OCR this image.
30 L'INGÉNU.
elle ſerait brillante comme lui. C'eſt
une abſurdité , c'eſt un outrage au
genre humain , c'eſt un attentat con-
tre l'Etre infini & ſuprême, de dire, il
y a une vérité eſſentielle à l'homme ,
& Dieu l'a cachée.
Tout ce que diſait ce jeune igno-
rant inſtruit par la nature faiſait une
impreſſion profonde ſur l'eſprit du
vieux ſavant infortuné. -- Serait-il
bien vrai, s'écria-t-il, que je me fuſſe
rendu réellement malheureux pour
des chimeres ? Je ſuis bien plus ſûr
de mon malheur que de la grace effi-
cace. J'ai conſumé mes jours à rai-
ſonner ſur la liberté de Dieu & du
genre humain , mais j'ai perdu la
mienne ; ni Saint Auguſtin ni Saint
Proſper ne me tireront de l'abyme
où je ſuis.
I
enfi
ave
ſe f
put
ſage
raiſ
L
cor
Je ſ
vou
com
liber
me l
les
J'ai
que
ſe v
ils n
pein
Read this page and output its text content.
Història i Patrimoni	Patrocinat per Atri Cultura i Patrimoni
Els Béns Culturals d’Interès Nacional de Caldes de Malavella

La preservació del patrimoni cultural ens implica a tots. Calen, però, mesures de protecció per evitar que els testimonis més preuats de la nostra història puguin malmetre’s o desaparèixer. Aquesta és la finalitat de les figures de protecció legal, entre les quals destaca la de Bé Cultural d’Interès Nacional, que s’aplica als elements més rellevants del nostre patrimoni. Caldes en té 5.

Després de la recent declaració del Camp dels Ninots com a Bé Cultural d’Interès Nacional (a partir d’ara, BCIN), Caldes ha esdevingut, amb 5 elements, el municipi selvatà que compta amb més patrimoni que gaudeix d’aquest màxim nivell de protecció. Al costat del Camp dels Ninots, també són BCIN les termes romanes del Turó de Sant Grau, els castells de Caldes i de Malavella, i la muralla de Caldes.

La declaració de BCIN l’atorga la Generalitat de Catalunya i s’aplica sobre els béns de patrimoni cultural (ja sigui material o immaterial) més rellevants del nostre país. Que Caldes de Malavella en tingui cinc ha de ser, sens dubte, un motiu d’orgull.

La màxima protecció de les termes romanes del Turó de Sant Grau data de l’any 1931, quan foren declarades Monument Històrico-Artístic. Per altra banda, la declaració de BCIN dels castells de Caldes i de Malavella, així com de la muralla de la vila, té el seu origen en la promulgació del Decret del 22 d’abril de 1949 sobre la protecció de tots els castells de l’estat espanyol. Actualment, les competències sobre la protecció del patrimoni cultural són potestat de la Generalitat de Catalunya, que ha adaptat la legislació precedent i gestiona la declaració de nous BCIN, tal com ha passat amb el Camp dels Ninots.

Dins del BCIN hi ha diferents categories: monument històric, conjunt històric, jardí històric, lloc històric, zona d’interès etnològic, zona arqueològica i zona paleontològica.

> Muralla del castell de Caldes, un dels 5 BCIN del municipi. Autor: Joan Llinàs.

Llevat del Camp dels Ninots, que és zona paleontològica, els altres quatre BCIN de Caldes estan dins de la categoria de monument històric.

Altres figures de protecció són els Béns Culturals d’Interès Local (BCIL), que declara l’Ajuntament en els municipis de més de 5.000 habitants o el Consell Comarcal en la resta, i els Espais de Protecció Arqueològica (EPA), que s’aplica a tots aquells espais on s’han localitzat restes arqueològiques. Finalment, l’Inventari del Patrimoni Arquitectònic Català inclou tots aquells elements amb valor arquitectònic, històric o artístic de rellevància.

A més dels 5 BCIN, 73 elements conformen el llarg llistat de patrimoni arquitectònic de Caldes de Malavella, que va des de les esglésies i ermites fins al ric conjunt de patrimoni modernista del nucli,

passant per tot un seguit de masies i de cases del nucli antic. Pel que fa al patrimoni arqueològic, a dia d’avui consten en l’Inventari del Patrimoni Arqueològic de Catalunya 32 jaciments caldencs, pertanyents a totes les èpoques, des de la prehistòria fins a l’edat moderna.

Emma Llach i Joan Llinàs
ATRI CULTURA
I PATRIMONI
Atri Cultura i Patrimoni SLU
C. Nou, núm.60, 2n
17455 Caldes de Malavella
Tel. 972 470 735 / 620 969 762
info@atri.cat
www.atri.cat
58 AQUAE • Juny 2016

========================================

EXERCISE DETAILS:
Gather each line in the data that holds the string "genre".

COMPLETE OUTPUT:
genre humain , c'eſt un attentat con-
genre humain , mais j'ai perdu la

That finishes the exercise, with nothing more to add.